▸ **Material supplied**
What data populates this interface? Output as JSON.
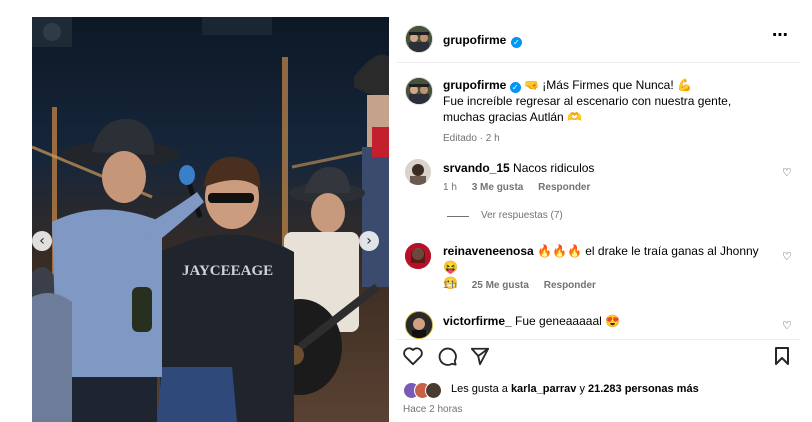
{
  "post": {
    "author": "grupofirme",
    "more_icon": "⋯",
    "caption_line1": "🤜 ¡Más Firmes que Nunca! 💪",
    "caption_line2": "Fue increíble regresar al escenario con nuestra gente,",
    "caption_line3": "muchas gracias Autlán 🫶",
    "edited": "Editado · 2 h"
  },
  "photo": {
    "shirt_text": "JAYCEEAGE",
    "prev_icon": "‹",
    "next_icon": "›"
  },
  "comments": [
    {
      "user": "srvando_15",
      "text": "Nacos ridiculos",
      "time": "1 h",
      "likes": "3 Me gusta",
      "reply": "Responder",
      "view_replies": "Ver respuestas (7)"
    },
    {
      "user": "reinaveneenosa",
      "text": "🔥🔥🔥 el drake le traía ganas al Jhonny 😝",
      "text_line2": "😬",
      "time": "1 h",
      "likes": "25 Me gusta",
      "reply": "Responder"
    },
    {
      "user": "victorfirme_",
      "text": "Fue geneaaaaal 😍"
    }
  ],
  "actions": {
    "like_icon": "heart-outline-icon",
    "comment_icon": "comment-bubble-icon",
    "share_icon": "paper-plane-icon",
    "save_icon": "bookmark-icon"
  },
  "likes_summary": {
    "prefix": "Les gusta a",
    "user": "karla_parrav",
    "joiner": "y",
    "others": "21.283 personas más"
  },
  "timestamp": "Hace 2 horas",
  "colors": {
    "verified": "#0095f6",
    "muted": "#737373",
    "divider": "#efefef"
  }
}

▸ **Task instructions**
Output all of the entries verbatim, leaving out any images.

▸ **Right answer**
What data populates this interface? Output as JSON.
{
  "post": {
    "author": "grupofirme",
    "more_icon": "⋯",
    "caption_line1": "🤜 ¡Más Firmes que Nunca! 💪",
    "caption_line2": "Fue increíble regresar al escenario con nuestra gente,",
    "caption_line3": "muchas gracias Autlán 🫶",
    "edited": "Editado · 2 h"
  },
  "photo": {
    "shirt_text": "JAYCEEAGE",
    "prev_icon": "‹",
    "next_icon": "›"
  },
  "comments": [
    {
      "user": "srvando_15",
      "text": "Nacos ridiculos",
      "time": "1 h",
      "likes": "3 Me gusta",
      "reply": "Responder",
      "view_replies": "Ver respuestas (7)"
    },
    {
      "user": "reinaveneenosa",
      "text": "🔥🔥🔥 el drake le traía ganas al Jhonny 😝",
      "text_line2": "😬",
      "time": "1 h",
      "likes": "25 Me gusta",
      "reply": "Responder"
    },
    {
      "user": "victorfirme_",
      "text": "Fue geneaaaaal 😍"
    }
  ],
  "actions": {
    "like_icon": "heart-outline-icon",
    "comment_icon": "comment-bubble-icon",
    "share_icon": "paper-plane-icon",
    "save_icon": "bookmark-icon"
  },
  "likes_summary": {
    "prefix": "Les gusta a",
    "user": "karla_parrav",
    "joiner": "y",
    "others": "21.283 personas más"
  },
  "timestamp": "Hace 2 horas",
  "colors": {
    "verified": "#0095f6",
    "muted": "#737373",
    "divider": "#efefef"
  }
}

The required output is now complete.